__Entries provided__.
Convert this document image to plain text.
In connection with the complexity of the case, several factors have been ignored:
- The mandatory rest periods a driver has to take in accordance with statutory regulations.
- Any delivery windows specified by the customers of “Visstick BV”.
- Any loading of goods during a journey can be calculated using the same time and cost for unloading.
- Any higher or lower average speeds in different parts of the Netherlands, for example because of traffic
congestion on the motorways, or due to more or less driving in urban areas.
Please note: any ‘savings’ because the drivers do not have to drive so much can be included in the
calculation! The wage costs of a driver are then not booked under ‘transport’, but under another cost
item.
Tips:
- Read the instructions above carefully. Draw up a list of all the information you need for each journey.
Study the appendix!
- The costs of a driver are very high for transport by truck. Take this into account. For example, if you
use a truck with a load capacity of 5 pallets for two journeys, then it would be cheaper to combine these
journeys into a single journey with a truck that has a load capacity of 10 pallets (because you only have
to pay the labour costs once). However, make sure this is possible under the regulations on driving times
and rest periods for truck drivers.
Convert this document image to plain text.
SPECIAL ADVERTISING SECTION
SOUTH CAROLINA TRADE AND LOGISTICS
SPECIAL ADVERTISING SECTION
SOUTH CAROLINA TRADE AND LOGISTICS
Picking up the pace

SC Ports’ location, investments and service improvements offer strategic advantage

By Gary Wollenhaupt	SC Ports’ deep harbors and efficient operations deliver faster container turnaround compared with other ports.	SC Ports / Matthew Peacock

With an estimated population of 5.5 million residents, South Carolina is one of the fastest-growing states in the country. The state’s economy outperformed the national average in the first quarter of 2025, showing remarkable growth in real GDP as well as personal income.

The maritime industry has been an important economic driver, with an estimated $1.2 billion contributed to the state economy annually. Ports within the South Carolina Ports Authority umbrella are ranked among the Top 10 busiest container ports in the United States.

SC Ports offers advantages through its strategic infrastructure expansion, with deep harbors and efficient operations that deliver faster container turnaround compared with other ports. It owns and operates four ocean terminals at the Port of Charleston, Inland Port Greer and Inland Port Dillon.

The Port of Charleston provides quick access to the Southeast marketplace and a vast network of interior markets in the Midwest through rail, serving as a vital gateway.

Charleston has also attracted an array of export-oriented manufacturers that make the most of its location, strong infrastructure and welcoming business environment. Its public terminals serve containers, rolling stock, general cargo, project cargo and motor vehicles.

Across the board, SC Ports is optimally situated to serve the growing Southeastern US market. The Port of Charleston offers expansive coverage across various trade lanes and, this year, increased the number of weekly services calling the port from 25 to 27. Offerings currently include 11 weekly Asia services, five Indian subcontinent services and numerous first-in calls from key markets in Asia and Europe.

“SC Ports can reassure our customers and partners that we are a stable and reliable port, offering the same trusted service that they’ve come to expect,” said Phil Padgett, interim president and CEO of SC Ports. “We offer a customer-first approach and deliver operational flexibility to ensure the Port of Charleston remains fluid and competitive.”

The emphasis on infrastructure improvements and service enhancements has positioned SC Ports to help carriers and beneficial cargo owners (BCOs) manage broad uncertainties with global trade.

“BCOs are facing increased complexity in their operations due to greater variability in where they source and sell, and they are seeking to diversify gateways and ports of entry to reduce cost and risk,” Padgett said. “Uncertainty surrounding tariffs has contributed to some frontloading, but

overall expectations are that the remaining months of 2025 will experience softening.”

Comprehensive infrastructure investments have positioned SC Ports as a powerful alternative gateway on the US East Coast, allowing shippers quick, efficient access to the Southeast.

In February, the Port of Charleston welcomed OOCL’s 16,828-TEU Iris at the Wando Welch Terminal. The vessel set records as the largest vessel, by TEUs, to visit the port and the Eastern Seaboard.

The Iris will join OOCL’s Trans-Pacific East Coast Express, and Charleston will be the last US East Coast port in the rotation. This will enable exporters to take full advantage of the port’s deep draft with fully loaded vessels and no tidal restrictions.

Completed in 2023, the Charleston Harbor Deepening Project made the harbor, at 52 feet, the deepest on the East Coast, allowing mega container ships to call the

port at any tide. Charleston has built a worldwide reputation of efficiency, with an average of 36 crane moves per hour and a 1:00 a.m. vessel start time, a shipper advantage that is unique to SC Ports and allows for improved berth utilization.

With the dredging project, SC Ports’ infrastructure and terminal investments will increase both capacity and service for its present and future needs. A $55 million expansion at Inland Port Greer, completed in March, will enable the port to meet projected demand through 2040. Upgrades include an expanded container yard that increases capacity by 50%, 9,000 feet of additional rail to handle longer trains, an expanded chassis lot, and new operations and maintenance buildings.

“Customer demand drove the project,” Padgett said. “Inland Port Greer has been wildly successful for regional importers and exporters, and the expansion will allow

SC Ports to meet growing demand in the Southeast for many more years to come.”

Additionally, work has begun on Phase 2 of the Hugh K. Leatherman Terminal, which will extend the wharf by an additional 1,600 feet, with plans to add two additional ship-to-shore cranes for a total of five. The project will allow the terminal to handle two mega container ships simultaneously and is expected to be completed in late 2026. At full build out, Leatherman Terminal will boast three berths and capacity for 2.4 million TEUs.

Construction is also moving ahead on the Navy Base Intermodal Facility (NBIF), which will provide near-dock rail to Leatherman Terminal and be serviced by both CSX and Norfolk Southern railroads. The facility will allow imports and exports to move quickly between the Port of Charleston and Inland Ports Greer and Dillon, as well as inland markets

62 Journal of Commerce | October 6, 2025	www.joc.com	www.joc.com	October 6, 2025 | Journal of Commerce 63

__Task directions__.
Tally up the lines of the listing containing the word "truck". Give only the total.

__Result of the exercise__.
4